WORK REQUEST ▸ Please output the passage of the behavior-correction guidance below, word for word, from "Of course, sometimes" up to and including "goodness of others.".

Of course, sometimes there may not need to be a consequence if it’s more like a mini-mentor session where you are giving advice or possibly a warning about what might happen if their behavior continues, etc. Trust your intuition. It’s important, also that we as a community of parents, trust one another’s intuition and keep open communication about any incidents that happen concerning our children’s behavior and treatment of one another, remembering kindness and love and trusting in the goodness of others.  

At home, in a parenting environment, if this had happened between my children, I would actually have them practice the right way of handling the frustration. We would role-play the situation again and the person would practice being patient and calmly waiting while the other person came up with the answer. This level of correction will not be appropriate for Commonwealth School setting unless a parent is working with her own children and feels prompted to do so.

Other helpful words are “pleasant,” and “concern.” For example, I have a concern I’d like to discuss with you. It can be unpleasant for everyone else who is trying to listen and learn when you are being noisy with your legos. Will you please play with them quietly?

Parent to son/daughter corrections on campus are best handled discreetly and privately whenever possible. Keeping a calm environment is of utmost importance.

That said, mentors do need the ability to correct a child publicly while in class if a child is being distracting or disruptive. This should be done as discreetly and briefly as possible. See notes below under the section regarding in-class respect.

For older children, it will be helpful to review basic etiquette of how young people should act – especially around members of the opposite sex. A friendly hug is okay as long as both people know it is mutually friendly, or it might be taken in the wrong way as flirtatious. People have varying levels of comfort concerning their own personal space. Be deliberate in teaching your youth appropriate boundaries. Emotional boundaries are just as important – an eye roll, a playful nickname, name-calling that isn’t really meant to hurt one’s’ feelings – all are examples of behavior that can do harm to others, even if it’s unintentional. We encourage everyone to be positive in their speech at all times.

It may become necessary to remind students of the environment we are trying to create at Commonwealth. In the steps of the above Corrective Teaching, you could say in Step 4 (Say what went wrong) that when they are acting in a way that “damages relationships, creates anxiety, or is harmful to others in any way, whether emotionally, spiritually, or physically” they are not following the school rules or helping to create the positive environment we are striving for. 


Concerning in-class respect

During a Class Lecture/Teaching:

Mentors who are teaching may correct students by asking out loud for them to stop. If it doesn’t stop, then the other mentor in the room should try to stop it or take the child out and talk to them about it.

We all need to trust each other that if a parent is taking someone out for a talk that they had good reason.

We also need to inform one another of incidents as immediately as possible, preferably before leaving for the day or with a phone call afterwards.

We need to be sure that the co-teacher who is going to pull the child outside does it discreetly by coming up behind them and whispering for them to step outside with you. Please remember to use a calm loving tone and to be precise in describing what you’ve observed, following the same steps as above in doing a corrective teaching.

(Stored items)

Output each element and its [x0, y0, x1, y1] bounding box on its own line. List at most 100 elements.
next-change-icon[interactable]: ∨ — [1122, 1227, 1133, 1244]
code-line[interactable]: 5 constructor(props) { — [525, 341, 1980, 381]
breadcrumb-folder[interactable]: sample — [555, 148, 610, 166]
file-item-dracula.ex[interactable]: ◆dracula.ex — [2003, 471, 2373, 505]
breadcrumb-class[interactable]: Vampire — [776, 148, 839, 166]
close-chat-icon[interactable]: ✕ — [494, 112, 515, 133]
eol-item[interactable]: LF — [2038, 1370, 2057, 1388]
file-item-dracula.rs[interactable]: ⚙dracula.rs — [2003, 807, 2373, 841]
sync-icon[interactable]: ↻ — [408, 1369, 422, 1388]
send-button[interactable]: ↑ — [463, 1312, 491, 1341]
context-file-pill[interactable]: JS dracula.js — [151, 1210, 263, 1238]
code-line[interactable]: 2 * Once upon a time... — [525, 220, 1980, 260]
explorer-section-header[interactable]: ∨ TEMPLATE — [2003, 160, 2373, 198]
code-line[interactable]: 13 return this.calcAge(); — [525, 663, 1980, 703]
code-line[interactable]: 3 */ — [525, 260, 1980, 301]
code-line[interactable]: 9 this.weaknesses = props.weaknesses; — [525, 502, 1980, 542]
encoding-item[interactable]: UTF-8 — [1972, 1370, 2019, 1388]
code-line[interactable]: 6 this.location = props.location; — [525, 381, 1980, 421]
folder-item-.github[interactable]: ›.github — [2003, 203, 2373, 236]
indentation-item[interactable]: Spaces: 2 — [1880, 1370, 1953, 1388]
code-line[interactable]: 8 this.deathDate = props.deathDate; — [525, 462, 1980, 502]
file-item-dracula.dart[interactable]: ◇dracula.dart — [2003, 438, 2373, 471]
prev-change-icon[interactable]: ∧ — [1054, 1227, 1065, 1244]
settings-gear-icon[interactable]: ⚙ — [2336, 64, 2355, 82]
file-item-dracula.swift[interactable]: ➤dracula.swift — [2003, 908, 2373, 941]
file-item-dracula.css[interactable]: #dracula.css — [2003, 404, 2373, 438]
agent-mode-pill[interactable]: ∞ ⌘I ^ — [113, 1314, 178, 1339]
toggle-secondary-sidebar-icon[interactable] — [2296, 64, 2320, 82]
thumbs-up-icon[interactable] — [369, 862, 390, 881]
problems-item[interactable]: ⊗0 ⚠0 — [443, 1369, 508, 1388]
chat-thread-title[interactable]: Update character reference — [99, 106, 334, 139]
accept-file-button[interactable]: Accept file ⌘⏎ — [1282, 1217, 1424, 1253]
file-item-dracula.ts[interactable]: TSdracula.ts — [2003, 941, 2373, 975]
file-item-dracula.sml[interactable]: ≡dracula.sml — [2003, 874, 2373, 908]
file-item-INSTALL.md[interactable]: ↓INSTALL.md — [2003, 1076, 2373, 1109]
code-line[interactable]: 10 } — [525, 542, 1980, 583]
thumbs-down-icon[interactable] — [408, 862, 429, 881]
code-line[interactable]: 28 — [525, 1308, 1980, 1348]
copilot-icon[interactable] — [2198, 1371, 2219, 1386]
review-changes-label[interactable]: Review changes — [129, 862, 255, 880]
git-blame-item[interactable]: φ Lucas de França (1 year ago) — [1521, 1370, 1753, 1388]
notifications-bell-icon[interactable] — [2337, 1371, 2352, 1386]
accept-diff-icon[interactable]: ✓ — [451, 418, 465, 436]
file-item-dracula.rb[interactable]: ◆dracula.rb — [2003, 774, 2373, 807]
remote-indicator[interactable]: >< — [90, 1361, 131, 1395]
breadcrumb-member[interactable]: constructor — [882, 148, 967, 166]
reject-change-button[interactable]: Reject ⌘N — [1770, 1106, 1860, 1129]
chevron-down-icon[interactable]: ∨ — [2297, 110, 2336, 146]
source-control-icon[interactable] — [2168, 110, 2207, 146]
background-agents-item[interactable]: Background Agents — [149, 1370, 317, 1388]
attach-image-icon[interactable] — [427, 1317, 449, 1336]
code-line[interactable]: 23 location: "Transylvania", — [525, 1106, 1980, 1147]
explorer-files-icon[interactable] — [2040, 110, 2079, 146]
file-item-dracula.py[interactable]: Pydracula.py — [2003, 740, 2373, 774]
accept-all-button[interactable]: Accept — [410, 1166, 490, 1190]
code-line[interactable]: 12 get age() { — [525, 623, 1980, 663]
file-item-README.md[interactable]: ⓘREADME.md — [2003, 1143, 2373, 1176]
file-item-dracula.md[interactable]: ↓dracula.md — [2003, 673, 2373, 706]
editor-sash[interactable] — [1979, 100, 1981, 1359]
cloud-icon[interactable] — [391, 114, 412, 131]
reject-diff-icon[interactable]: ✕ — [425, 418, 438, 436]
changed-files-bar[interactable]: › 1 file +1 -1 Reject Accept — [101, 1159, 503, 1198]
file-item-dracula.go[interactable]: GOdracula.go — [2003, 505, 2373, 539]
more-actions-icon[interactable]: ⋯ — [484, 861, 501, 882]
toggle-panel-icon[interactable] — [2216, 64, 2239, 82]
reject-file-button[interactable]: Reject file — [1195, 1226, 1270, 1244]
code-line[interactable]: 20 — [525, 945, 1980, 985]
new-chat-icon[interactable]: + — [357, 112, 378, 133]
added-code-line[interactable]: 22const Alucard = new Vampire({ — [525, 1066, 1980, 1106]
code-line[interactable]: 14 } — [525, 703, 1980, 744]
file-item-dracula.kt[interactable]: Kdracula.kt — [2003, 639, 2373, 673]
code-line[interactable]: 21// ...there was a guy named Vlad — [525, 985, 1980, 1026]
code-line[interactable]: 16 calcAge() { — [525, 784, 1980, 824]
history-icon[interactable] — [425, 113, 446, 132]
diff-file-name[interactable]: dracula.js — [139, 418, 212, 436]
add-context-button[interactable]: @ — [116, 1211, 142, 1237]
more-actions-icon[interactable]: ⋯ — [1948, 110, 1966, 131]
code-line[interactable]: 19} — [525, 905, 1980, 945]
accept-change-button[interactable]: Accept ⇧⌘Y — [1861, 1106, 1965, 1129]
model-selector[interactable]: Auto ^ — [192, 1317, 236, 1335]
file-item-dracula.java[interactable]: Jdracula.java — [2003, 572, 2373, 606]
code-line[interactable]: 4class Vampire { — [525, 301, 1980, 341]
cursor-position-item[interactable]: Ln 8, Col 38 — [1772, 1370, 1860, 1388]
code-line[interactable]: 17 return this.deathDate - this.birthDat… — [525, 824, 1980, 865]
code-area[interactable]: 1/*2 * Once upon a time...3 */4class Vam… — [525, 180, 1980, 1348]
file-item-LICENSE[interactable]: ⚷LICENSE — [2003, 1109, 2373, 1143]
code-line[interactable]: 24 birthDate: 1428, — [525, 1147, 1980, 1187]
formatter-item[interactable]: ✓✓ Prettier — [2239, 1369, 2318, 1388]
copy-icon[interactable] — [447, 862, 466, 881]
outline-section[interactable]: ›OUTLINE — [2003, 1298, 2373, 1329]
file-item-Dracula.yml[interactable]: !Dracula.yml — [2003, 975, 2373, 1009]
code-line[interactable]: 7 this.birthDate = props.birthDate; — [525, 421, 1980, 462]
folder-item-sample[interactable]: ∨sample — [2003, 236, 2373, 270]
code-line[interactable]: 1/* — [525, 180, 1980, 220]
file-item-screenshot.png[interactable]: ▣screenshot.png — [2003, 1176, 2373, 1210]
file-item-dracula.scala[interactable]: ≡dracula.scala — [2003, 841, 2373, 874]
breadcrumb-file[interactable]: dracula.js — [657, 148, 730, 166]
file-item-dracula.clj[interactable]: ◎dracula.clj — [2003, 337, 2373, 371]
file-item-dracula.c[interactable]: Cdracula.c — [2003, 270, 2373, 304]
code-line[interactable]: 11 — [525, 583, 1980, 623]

EXERCISE RESULT ▸
Of course, sometimes there may not need to be a consequence if it’s more like a mini-mentor session where you are giving advice or possibly a warning about what might happen if their behavior continues, etc. Trust your intuition. It’s important, also that we as a community of parents, trust one another’s intuition and keep open communication about any incidents that happen concerning our children’s behavior and treatment of one another, remembering kindness and love and trusting in the goodness of others.